┌─ Belge Bölümü

Mustafa ARMAĞAN

Mustafa ARMAĞAN

Mail: marmagan1@hotmail.com

Ayasofya yeniden mi yükleniyor?

Ayasofya Camii 86 yıllık uzun bir hasretten sonra üç buçuk yıl önce ibadete açıldı. Bu nicedir arzuladığımız bir hamleydi. Ancak şimdi de “yarı müze” statüsüne geçme riskini taşıyacak adımlarla karşı karşıya. Kamuoyuna yansıyan bilgilendirmelere bakılırsa cami harimine girmeleri yasaklanan turistlere yalnız üst kat galerileri açılmış, bilet ücreti de 25 Euro imiş (yaklaşık 800 TL civarında). Ecnebi turistlere yönelik bir uygulama olarak başlamakla birlikte itirazlar üzerine Türk vatandaşlarına da –yine ücretli olmak şartıyla- açıldığı duyuruldu. Ancak Avrupalı turistlerin gelir seviyesi açısından normal olan 25 Euro bizim alım gücümüze göre epey pahalı (1/10’u bile Türkiye rayicine göre yüksek bir rakam). Yine duyduklarımıza nazaran T.C. vatandaşlarının müze kartla veya ücretini ödemek suretiyle girmesi mümkün hale gelecekmiş, tabii daha makul bir fiyatla.   

Ayasofya yeniden ibadete açılmadan birkaç yıl önce, 2017 baharında Ayasofya Entrikaları adlı kitabım çıkmıştı. Tezim, bizzat K. Atatürk tarafından müze yapılmış olan Ayasofya’nın yeniden cami olarak açılmasından başka şansı bulunmadığıydı. Vakıf hüviyetini taşıyan bir binanın mülkiyetini Fener veya Yunan Patrikhanesi’ne bağışlamadıktan sonra bütün kapılar camiye açılıyordu ki, bu da elimizde bulunan Fatih Sultan Mehmed’in vakfiyesi gereği mazbut vakfın mülkünü bir başka ülkeye veya dinî kuruma peşkeş çekmek anlamına geleceğinden katiyen kabul edilemezdi.

└─

Alıştırmanın Amacı. Ayasofya yazısında “Ayasofya Camii 86” sözlerinden “makul bir fiyatla.” sözlerine kadar uzanan kısmı hiçbir değişiklik yapmadan yeniden yazar mısın?

┌─ Alıntılanan Kayıtlar

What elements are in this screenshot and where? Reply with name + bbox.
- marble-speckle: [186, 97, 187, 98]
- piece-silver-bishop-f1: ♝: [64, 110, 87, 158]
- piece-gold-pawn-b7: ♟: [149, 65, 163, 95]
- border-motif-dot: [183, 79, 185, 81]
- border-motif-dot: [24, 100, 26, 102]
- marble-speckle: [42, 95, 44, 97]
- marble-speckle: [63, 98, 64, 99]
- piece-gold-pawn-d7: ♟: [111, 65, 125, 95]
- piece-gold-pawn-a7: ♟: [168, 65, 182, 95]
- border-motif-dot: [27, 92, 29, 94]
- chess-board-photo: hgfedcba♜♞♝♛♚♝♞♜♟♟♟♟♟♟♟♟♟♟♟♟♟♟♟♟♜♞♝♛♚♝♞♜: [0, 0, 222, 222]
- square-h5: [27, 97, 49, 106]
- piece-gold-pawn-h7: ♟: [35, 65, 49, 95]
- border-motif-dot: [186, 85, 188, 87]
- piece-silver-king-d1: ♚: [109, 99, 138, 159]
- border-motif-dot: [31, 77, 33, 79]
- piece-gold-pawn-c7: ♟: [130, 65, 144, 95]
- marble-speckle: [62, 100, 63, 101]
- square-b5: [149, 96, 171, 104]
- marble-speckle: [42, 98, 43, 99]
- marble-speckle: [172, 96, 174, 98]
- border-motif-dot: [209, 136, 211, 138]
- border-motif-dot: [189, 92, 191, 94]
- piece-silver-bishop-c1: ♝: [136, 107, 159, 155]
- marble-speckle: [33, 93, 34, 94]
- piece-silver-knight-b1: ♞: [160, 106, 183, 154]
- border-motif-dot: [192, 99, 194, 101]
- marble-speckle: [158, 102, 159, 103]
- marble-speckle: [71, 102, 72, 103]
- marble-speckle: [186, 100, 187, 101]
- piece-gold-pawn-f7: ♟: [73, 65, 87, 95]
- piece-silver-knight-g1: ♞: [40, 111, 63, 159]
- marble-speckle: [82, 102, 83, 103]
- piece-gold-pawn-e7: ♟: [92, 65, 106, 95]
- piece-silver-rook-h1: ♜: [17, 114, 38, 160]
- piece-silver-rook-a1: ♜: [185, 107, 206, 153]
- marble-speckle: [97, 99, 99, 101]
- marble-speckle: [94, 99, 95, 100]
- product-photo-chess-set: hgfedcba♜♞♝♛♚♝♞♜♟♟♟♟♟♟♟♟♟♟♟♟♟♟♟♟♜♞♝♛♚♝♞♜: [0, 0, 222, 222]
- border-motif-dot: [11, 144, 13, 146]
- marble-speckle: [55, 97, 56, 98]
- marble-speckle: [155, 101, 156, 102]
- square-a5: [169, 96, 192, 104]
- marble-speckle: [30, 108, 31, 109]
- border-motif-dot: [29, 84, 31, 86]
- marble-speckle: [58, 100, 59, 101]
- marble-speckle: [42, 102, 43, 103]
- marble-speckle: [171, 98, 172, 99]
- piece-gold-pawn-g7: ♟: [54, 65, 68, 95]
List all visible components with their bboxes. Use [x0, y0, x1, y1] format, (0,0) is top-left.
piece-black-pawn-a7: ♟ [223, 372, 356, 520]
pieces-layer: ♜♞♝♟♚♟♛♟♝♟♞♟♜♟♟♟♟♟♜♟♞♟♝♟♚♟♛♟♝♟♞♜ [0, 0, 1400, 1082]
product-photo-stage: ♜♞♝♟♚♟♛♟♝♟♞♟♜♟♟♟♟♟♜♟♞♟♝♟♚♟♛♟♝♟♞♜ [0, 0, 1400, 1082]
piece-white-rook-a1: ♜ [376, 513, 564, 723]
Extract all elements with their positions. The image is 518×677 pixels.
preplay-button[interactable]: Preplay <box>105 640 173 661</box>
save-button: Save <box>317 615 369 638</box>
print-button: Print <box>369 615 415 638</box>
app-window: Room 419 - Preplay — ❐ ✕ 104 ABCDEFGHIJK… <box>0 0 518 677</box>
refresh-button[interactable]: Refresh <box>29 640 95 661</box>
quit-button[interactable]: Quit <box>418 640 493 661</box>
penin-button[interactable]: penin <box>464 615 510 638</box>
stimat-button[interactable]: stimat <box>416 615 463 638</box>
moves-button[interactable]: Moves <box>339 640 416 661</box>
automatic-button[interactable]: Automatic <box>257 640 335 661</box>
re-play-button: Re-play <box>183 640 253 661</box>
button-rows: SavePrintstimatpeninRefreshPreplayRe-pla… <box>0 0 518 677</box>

└─
┌─ Alıntılanan Kayıtlar

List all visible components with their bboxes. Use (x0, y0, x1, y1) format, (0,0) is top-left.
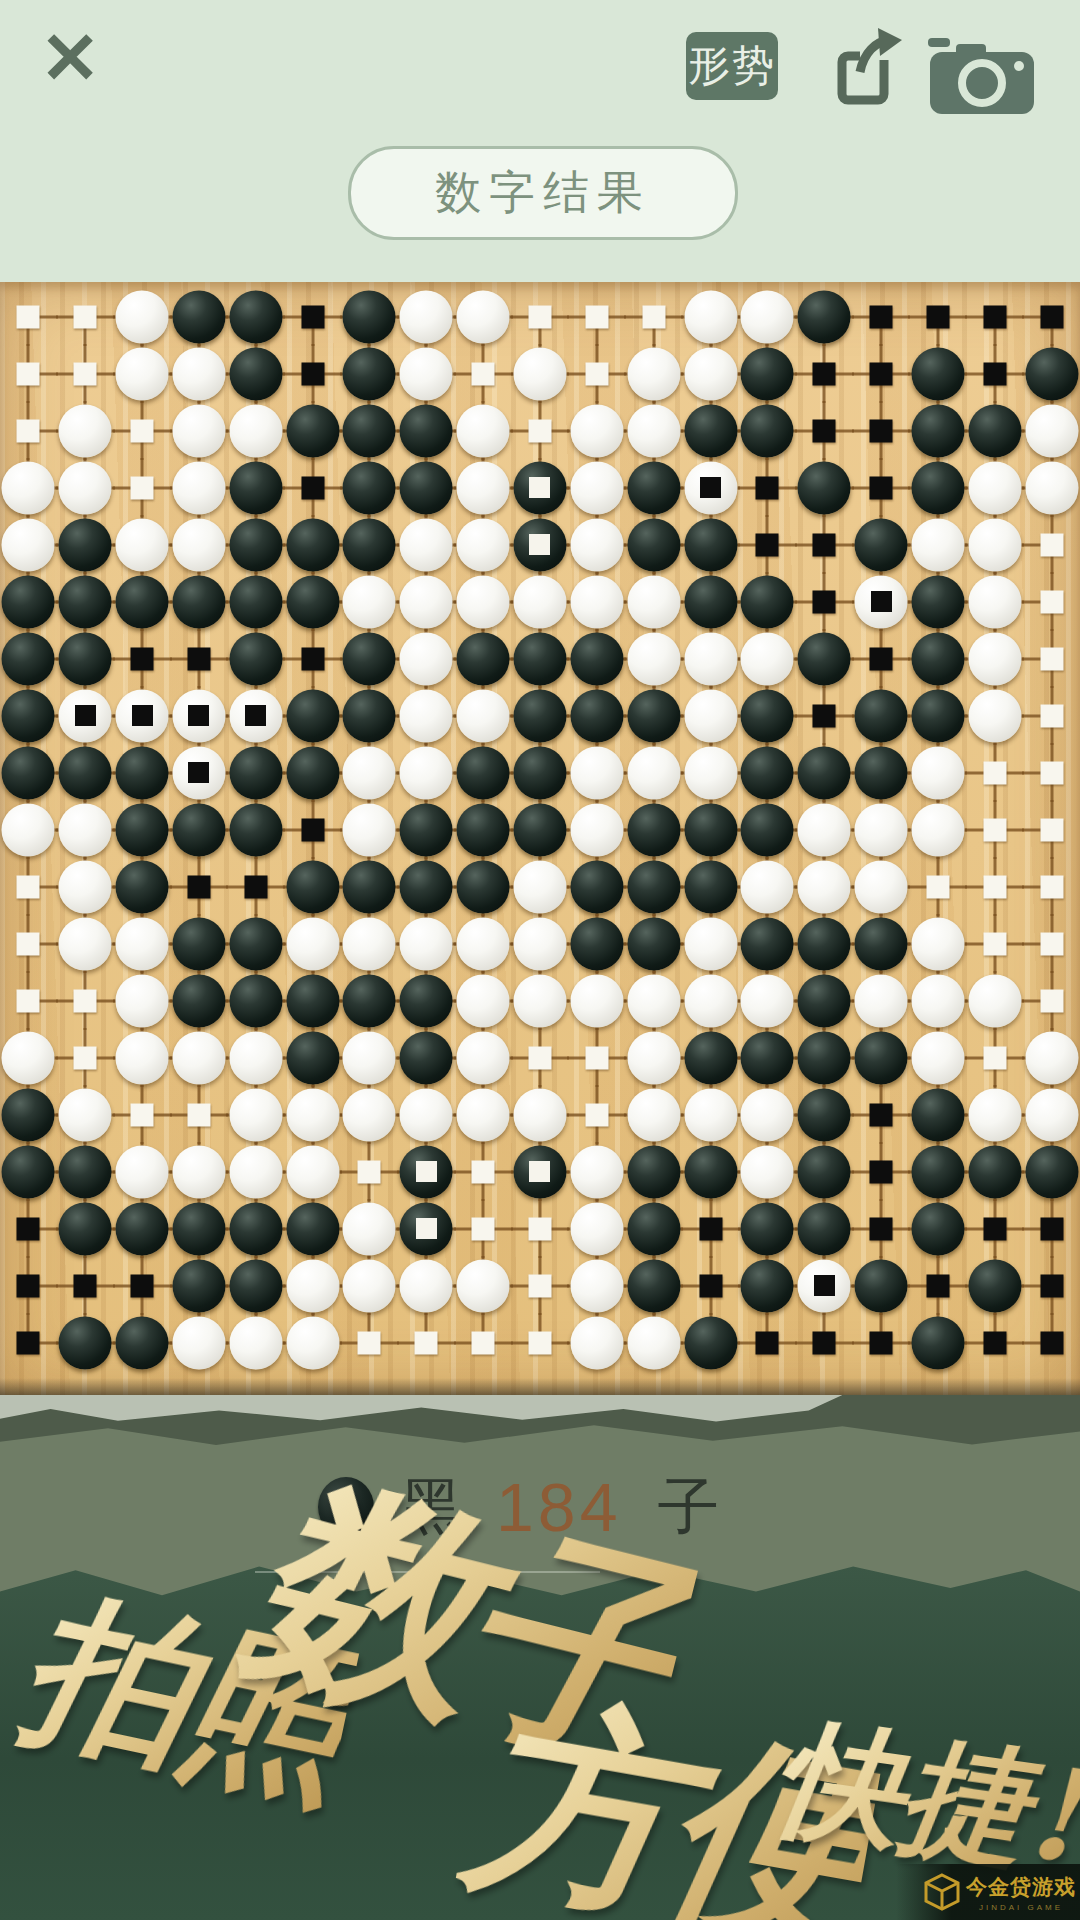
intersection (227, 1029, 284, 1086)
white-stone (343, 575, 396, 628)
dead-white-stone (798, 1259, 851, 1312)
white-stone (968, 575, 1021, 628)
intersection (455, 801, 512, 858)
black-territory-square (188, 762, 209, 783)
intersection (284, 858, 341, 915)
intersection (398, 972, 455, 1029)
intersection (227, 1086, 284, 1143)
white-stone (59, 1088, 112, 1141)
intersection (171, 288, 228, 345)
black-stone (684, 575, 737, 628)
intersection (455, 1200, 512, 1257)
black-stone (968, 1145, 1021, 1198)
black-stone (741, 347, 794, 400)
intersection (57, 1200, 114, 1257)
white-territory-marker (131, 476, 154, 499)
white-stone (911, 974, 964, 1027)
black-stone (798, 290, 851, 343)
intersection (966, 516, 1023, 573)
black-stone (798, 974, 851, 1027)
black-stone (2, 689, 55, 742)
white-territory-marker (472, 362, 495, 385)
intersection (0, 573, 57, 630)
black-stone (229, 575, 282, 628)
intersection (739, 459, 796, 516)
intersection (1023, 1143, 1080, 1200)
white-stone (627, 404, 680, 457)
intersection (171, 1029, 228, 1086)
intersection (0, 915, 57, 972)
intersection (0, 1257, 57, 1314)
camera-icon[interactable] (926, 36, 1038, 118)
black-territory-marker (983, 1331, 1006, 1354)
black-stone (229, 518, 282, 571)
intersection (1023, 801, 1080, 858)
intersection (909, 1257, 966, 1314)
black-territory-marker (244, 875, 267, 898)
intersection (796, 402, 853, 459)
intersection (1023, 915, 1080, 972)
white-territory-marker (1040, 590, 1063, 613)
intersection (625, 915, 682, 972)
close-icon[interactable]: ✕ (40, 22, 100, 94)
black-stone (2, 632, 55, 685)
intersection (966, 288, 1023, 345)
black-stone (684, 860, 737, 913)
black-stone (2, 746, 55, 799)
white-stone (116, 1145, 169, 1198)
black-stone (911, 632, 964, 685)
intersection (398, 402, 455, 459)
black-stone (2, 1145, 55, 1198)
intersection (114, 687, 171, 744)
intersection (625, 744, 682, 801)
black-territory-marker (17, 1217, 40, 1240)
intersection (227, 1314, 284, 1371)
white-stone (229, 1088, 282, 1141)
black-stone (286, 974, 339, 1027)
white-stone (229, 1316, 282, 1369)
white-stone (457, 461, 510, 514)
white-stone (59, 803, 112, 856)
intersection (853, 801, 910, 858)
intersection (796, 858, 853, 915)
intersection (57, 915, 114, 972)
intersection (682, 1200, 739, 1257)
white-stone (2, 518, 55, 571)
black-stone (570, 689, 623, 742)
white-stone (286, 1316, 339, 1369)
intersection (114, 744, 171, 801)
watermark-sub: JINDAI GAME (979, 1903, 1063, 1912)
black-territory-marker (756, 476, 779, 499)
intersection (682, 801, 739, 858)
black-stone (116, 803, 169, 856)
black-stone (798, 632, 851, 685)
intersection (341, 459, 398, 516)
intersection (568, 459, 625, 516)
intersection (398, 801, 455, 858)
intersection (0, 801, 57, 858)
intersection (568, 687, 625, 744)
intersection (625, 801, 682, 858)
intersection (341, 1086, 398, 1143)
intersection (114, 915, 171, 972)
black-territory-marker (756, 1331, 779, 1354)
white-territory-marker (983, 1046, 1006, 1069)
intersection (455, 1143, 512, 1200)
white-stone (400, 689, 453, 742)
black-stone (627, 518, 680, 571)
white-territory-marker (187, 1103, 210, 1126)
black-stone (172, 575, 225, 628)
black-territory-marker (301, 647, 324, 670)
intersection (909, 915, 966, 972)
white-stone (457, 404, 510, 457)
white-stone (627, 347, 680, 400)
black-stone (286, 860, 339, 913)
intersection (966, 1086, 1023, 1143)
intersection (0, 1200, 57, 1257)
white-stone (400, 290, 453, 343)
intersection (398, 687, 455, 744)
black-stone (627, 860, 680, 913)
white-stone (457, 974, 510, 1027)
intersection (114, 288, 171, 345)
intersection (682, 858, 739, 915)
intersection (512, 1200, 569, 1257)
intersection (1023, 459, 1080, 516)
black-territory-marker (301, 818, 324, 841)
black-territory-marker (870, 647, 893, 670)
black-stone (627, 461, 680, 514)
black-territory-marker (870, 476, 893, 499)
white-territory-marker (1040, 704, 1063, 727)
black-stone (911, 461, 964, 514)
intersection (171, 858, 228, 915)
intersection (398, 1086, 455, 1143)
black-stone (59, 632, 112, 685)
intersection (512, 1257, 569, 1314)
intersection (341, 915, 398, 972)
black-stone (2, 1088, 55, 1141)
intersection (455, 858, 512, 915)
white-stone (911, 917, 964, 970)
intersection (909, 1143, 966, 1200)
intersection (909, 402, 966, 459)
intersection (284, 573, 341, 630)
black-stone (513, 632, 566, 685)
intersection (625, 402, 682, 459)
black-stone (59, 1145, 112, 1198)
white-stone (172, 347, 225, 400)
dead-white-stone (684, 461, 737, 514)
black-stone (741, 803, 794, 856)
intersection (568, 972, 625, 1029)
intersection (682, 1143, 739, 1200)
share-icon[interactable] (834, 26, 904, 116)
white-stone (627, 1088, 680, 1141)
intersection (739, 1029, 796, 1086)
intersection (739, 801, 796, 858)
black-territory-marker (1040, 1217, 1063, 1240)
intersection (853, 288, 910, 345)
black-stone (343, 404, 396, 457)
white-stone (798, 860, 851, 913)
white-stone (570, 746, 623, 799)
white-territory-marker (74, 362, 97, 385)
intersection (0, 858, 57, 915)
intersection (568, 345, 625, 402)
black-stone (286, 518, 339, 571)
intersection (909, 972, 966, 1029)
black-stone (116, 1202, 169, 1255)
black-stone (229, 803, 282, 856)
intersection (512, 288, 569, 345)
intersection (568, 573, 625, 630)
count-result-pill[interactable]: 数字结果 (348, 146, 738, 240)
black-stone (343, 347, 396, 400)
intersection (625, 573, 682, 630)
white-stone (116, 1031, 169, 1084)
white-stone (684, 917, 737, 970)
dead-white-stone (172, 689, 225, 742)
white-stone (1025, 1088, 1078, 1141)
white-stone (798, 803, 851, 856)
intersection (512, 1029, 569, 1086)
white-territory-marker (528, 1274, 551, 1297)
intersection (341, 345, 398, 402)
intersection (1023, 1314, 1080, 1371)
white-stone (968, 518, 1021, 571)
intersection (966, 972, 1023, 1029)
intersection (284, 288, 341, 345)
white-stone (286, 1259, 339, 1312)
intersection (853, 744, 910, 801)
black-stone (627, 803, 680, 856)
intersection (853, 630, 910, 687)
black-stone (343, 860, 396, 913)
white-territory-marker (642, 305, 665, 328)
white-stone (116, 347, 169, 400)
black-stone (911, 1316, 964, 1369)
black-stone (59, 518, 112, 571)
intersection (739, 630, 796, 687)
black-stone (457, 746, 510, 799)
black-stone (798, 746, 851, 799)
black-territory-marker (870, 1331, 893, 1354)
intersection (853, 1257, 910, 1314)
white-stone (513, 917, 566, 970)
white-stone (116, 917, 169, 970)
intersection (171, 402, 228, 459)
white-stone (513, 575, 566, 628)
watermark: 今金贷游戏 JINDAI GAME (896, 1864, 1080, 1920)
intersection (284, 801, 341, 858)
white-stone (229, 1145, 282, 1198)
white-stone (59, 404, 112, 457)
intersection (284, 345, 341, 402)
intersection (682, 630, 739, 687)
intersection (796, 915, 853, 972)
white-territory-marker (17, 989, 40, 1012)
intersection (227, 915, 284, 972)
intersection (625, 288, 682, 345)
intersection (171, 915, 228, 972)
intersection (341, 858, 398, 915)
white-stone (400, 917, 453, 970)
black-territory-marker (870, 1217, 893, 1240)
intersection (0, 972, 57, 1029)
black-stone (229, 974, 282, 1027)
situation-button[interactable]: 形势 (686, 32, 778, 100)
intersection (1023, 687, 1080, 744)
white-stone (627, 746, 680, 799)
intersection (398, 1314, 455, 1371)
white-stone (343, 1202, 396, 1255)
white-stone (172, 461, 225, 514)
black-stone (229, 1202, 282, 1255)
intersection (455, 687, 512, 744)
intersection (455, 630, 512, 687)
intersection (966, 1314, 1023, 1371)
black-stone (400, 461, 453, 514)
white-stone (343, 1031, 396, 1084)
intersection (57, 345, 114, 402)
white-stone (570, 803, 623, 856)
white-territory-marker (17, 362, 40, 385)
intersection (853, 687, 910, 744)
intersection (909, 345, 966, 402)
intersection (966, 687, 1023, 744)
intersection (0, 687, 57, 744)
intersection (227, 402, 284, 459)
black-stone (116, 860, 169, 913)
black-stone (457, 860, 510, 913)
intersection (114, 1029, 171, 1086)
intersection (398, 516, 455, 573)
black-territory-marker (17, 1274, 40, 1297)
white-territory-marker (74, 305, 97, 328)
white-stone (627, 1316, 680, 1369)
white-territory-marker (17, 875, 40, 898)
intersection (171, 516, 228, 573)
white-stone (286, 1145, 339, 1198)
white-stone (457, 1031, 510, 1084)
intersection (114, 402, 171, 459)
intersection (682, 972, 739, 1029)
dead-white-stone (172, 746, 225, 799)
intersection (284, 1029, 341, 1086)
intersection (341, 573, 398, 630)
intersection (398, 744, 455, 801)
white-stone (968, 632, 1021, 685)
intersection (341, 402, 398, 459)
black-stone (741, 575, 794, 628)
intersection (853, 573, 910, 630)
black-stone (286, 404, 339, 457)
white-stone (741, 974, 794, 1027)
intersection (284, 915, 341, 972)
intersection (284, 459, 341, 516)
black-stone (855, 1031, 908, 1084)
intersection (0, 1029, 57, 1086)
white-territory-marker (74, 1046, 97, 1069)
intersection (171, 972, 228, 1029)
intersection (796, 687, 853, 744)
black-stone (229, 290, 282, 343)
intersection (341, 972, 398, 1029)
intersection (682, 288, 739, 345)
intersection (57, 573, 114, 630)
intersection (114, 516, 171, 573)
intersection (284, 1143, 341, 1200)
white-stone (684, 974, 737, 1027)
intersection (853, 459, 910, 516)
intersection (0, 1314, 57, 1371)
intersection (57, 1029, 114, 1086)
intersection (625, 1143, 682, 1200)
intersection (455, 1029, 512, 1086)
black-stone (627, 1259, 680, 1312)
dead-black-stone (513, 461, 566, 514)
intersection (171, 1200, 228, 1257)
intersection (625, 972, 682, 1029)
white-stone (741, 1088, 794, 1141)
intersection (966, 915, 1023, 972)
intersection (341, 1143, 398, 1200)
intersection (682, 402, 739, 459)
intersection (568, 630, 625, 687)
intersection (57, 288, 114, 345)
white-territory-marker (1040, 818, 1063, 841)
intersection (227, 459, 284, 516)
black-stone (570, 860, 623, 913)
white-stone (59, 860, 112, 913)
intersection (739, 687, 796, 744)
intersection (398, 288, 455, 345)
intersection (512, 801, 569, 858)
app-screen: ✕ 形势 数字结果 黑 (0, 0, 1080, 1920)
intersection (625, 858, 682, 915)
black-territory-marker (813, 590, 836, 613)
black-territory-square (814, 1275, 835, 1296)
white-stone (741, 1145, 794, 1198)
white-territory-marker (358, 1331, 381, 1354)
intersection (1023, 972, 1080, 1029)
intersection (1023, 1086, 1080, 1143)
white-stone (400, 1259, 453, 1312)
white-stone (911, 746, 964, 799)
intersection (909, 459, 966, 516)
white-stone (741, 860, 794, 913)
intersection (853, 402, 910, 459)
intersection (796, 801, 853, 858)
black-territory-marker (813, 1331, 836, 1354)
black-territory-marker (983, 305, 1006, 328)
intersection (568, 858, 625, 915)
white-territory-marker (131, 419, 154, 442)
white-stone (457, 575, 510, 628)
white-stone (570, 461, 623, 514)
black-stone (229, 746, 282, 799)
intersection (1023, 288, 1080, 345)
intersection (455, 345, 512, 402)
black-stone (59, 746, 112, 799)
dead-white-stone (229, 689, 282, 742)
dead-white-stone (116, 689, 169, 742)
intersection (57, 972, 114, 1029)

└─
┌─ Alıntılanan Kayıtlar

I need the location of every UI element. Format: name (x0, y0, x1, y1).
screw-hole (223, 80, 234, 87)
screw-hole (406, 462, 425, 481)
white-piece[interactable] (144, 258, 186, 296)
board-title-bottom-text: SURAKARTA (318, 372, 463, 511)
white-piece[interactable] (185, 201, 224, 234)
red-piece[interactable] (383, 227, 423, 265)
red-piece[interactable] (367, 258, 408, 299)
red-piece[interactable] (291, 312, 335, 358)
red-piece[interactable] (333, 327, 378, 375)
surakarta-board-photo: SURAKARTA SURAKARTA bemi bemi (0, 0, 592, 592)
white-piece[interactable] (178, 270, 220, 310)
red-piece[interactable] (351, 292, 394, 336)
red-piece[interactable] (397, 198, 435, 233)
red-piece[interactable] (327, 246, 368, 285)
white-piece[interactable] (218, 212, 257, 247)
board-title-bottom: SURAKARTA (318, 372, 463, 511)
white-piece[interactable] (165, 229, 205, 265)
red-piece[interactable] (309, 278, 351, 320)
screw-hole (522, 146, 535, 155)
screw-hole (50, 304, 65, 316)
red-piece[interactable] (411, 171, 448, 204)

└─

Yazılı Çözüm.
Ayasofya Camii 86 yıllık uzun bir hasretten sonra üç buçuk yıl önce ibadete açıldı. Bu nicedir arzuladığımız bir hamleydi. Ancak şimdi de “yarı müze” statüsüne geçme riskini taşıyacak adımlarla karşı karşıya. Kamuoyuna yansıyan bilgilendirmelere bakılırsa cami harimine girmeleri yasaklanan turistlere yalnız üst kat galerileri açılmış, bilet ücreti de 25 Euro imiş (yaklaşık 800 TL civarında). Ecnebi turistlere yönelik bir uygulama olarak başlamakla birlikte itirazlar üzerine Türk vatandaşlarına da –yine ücretli olmak şartıyla- açıldığı duyuruldu. Ancak Avrupalı turistlerin gelir seviyesi açısından normal olan 25 Euro bizim alım gücümüze göre epey pahalı (1/10’u bile Türkiye rayicine göre yüksek bir rakam). Yine duyduklarımıza nazaran T.C. vatandaşlarının müze kartla veya ücretini ödemek suretiyle girmesi mümkün hale gelecekmiş, tabii daha makul bir fiyatla.